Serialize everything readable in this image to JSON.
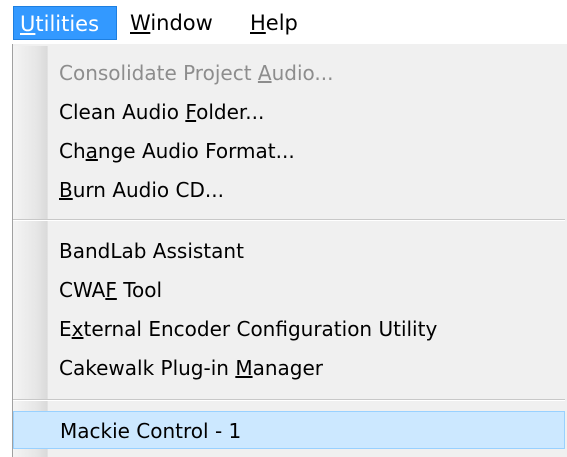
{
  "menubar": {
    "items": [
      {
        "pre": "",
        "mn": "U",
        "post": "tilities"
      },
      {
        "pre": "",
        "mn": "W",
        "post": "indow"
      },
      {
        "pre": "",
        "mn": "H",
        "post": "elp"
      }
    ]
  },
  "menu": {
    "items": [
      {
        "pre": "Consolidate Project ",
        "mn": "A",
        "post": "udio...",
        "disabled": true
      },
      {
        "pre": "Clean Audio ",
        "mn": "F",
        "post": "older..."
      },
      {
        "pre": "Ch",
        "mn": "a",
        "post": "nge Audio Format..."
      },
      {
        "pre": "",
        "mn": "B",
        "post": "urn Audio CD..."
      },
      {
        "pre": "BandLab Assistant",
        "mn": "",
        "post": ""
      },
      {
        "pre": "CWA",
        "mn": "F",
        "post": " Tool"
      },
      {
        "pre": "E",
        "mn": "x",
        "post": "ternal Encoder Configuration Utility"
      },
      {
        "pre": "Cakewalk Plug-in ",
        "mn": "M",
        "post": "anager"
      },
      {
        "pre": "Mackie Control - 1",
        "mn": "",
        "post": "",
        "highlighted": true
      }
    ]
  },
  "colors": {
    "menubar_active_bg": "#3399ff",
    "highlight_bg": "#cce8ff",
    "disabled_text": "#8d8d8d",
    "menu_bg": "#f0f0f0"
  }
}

════════════════

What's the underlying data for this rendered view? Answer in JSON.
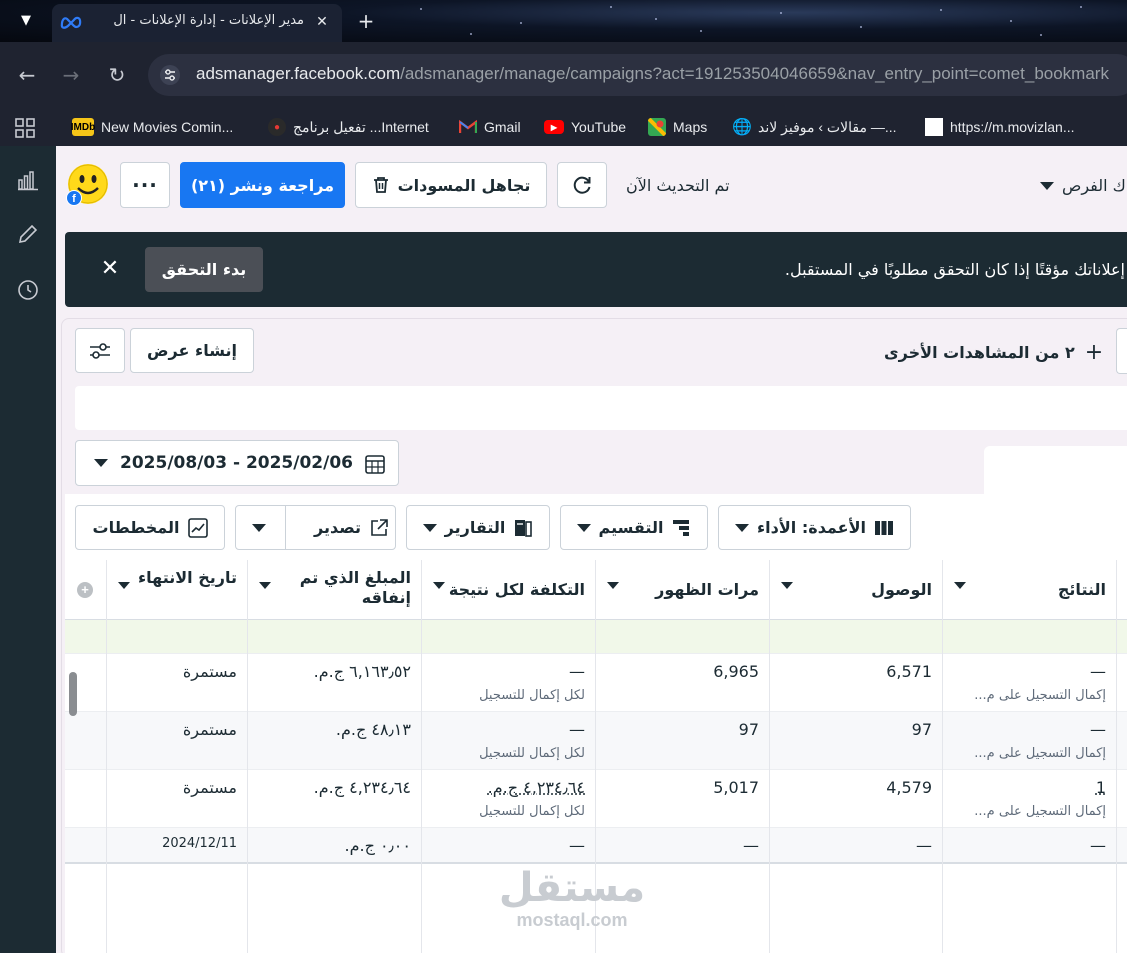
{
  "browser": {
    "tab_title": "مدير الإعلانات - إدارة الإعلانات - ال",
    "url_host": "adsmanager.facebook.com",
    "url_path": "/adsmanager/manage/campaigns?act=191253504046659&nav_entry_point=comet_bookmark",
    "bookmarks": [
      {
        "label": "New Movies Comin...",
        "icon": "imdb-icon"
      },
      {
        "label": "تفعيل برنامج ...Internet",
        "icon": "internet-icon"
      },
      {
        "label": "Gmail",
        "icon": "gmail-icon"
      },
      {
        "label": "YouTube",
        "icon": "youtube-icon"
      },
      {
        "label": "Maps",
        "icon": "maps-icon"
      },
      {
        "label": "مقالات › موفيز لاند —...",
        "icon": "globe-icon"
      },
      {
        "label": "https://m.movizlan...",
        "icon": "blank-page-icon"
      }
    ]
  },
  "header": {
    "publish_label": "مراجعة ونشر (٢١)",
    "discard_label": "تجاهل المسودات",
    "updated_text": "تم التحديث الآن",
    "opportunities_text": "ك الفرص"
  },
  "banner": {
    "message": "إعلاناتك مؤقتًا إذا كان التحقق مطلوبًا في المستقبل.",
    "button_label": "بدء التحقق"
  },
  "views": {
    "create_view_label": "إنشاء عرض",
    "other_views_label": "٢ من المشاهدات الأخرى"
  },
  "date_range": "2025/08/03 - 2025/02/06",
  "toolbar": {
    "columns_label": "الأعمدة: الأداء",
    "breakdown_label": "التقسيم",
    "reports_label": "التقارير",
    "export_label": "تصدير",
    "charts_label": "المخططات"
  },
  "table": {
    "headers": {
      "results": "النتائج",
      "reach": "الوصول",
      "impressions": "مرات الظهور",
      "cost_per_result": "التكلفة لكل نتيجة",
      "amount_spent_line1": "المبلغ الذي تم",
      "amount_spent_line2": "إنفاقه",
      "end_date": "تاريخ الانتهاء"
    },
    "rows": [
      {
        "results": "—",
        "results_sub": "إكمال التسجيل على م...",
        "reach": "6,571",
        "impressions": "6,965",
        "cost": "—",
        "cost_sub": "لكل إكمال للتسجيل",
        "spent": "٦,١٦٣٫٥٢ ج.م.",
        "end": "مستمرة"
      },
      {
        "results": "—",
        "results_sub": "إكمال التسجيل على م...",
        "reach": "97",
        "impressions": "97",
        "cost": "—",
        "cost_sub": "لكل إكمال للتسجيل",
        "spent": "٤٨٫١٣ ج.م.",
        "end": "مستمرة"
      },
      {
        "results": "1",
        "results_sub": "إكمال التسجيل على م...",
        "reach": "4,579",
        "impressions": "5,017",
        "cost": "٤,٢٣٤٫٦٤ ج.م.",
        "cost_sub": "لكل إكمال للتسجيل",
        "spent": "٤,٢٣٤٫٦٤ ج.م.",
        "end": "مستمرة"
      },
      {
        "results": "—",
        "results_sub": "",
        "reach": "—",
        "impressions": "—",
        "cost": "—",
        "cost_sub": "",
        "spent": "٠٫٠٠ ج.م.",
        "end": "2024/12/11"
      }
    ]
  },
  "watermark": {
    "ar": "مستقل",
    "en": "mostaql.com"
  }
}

════════════════

> _WHAT THE EXERCISE ASKS_: Identify and copy lines that hold the string "JSON".

> _SOLUTION FOR THIS EXERCISE_:
Serialize everything readable in this image to JSON.
What's the underlying data for this rendered view? Answer in JSON.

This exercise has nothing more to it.